Where a line in the listing below contains the word "warning", copy that line.

▶ **Record excerpts**
- - - - - - -
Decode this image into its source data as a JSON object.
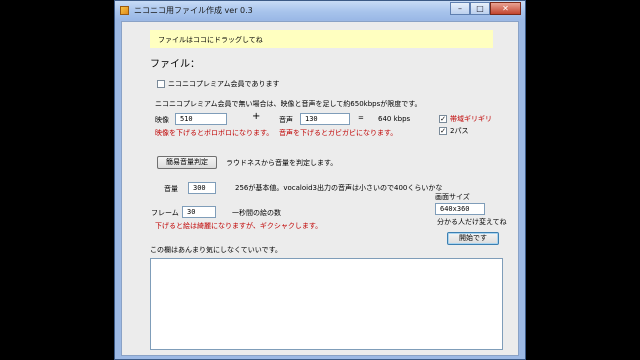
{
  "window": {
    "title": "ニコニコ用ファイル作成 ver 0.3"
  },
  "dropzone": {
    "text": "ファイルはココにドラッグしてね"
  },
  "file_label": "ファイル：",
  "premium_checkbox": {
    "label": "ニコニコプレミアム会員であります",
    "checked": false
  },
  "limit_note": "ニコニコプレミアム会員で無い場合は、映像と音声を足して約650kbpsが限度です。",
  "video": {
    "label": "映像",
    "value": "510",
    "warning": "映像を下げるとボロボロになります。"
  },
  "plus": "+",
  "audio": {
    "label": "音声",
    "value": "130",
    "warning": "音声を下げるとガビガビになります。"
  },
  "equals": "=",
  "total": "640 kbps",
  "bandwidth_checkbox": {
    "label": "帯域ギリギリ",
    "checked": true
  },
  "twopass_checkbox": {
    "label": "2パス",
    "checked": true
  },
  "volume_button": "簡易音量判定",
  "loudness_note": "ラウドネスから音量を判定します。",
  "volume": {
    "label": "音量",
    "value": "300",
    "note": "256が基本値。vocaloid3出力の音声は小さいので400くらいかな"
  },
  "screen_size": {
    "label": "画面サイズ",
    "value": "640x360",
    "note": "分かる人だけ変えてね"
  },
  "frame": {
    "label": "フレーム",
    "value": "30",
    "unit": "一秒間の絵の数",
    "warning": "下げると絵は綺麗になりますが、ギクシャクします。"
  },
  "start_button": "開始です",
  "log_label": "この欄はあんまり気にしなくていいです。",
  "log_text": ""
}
- - - - - - -
▶ **Response to the task**
    "warning": "映像を下げるとボロボロになります。"
    "warning": "音声を下げるとガビガビになります。"
    "warning": "下げると絵は綺麗になりますが、ギクシャクします。"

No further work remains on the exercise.